§ Short task: Restate the entire listing word for word.

#### Dataset entries

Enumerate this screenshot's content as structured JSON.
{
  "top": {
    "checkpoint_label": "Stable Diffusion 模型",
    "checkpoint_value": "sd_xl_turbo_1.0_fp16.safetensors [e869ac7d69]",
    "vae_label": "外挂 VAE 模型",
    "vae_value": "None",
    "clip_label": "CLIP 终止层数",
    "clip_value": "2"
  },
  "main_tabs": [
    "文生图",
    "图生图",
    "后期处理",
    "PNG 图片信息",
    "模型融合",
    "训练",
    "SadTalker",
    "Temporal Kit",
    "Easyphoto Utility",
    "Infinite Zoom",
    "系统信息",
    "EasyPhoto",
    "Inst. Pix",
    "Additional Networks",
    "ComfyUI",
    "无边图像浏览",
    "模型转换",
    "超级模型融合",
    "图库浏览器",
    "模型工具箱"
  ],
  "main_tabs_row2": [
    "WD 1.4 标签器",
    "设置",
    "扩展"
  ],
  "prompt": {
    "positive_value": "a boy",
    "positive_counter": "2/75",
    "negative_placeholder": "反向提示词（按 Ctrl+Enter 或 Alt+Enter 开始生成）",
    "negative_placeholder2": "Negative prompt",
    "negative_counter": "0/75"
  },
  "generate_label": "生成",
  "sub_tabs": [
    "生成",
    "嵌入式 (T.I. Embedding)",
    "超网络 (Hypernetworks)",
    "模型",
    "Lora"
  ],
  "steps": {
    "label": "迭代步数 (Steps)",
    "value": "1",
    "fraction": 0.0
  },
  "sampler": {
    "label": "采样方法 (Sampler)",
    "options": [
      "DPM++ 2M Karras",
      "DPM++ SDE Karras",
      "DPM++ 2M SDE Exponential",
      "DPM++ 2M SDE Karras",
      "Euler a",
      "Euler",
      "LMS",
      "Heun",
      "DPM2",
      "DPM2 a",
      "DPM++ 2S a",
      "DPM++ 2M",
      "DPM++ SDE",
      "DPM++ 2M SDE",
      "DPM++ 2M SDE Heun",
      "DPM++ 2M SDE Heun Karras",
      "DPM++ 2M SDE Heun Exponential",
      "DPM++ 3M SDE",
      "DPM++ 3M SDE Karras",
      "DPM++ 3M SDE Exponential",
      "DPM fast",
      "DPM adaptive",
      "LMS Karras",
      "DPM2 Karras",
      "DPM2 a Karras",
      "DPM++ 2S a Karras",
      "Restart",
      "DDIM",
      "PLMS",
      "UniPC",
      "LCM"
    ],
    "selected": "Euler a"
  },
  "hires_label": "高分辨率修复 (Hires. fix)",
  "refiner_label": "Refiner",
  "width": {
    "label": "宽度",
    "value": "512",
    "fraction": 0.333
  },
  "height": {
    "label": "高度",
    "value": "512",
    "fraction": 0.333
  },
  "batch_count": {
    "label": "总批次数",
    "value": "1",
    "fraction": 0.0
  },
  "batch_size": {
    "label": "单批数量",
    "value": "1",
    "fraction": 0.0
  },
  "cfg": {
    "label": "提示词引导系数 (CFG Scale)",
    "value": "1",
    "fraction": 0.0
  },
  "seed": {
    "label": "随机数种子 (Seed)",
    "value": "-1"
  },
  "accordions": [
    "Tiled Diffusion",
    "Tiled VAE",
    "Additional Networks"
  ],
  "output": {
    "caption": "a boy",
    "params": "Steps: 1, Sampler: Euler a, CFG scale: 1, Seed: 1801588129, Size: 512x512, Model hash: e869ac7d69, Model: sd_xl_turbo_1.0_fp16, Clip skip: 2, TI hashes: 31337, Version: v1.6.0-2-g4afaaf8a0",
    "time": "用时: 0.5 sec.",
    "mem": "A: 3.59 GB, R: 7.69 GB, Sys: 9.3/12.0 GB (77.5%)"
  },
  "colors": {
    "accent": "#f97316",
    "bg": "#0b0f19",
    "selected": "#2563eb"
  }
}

########

§ Exercise solution:
Enumerate this screenshot's content as structured JSON.
{
  "top": {
    "checkpoint_label": "Stable Diffusion 模型",
    "checkpoint_value": "sd_xl_turbo_1.0_fp16.safetensors [e869ac7d69]",
    "vae_label": "外挂 VAE 模型",
    "vae_value": "None",
    "clip_label": "CLIP 终止层数",
    "clip_value": "2"
  },
  "main_tabs": [
    "文生图",
    "图生图",
    "后期处理",
    "PNG 图片信息",
    "模型融合",
    "训练",
    "SadTalker",
    "Temporal Kit",
    "Easyphoto Utility",
    "Infinite Zoom",
    "系统信息",
    "EasyPhoto",
    "Inst. Pix",
    "Additional Networks",
    "ComfyUI",
    "无边图像浏览",
    "模型转换",
    "超级模型融合",
    "图库浏览器",
    "模型工具箱"
  ],
  "main_tabs_row2": [
    "WD 1.4 标签器",
    "设置",
    "扩展"
  ],
  "prompt": {
    "positive_value": "a boy",
    "positive_counter": "2/75",
    "negative_placeholder": "反向提示词（按 Ctrl+Enter 或 Alt+Enter 开始生成）",
    "negative_placeholder2": "Negative prompt",
    "negative_counter": "0/75"
  },
  "generate_label": "生成",
  "sub_tabs": [
    "生成",
    "嵌入式 (T.I. Embedding)",
    "超网络 (Hypernetworks)",
    "模型",
    "Lora"
  ],
  "steps": {
    "label": "迭代步数 (Steps)",
    "value": "1",
    "fraction": 0.0
  },
  "sampler": {
    "label": "采样方法 (Sampler)",
    "options": [
      "DPM++ 2M Karras",
      "DPM++ SDE Karras",
      "DPM++ 2M SDE Exponential",
      "DPM++ 2M SDE Karras",
      "Euler a",
      "Euler",
      "LMS",
      "Heun",
      "DPM2",
      "DPM2 a",
      "DPM++ 2S a",
      "DPM++ 2M",
      "DPM++ SDE",
      "DPM++ 2M SDE",
      "DPM++ 2M SDE Heun",
      "DPM++ 2M SDE Heun Karras",
      "DPM++ 2M SDE Heun Exponential",
      "DPM++ 3M SDE",
      "DPM++ 3M SDE Karras",
      "DPM++ 3M SDE Exponential",
      "DPM fast",
      "DPM adaptive",
      "LMS Karras",
      "DPM2 Karras",
      "DPM2 a Karras",
      "DPM++ 2S a Karras",
      "Restart",
      "DDIM",
      "PLMS",
      "UniPC",
      "LCM"
    ],
    "selected": "Euler a"
  },
  "hires_label": "高分辨率修复 (Hires. fix)",
  "refiner_label": "Refiner",
  "width": {
    "label": "宽度",
    "value": "512",
    "fraction": 0.333
  },
  "height": {
    "label": "高度",
    "value": "512",
    "fraction": 0.333
  },
  "batch_count": {
    "label": "总批次数",
    "value": "1",
    "fraction": 0.0
  },
  "batch_size": {
    "label": "单批数量",
    "value": "1",
    "fraction": 0.0
  },
  "cfg": {
    "label": "提示词引导系数 (CFG Scale)",
    "value": "1",
    "fraction": 0.0
  },
  "seed": {
    "label": "随机数种子 (Seed)",
    "value": "-1"
  },
  "accordions": [
    "Tiled Diffusion",
    "Tiled VAE",
    "Additional Networks"
  ],
  "output": {
    "caption": "a boy",
    "params": "Steps: 1, Sampler: Euler a, CFG scale: 1, Seed: 1801588129, Size: 512x512, Model hash: e869ac7d69, Model: sd_xl_turbo_1.0_fp16, Clip skip: 2, TI hashes: 31337, Version: v1.6.0-2-g4afaaf8a0",
    "time": "用时: 0.5 sec.",
    "mem": "A: 3.59 GB, R: 7.69 GB, Sys: 9.3/12.0 GB (77.5%)"
  },
  "colors": {
    "accent": "#f97316",
    "bg": "#0b0f19",
    "selected": "#2563eb"
  }
}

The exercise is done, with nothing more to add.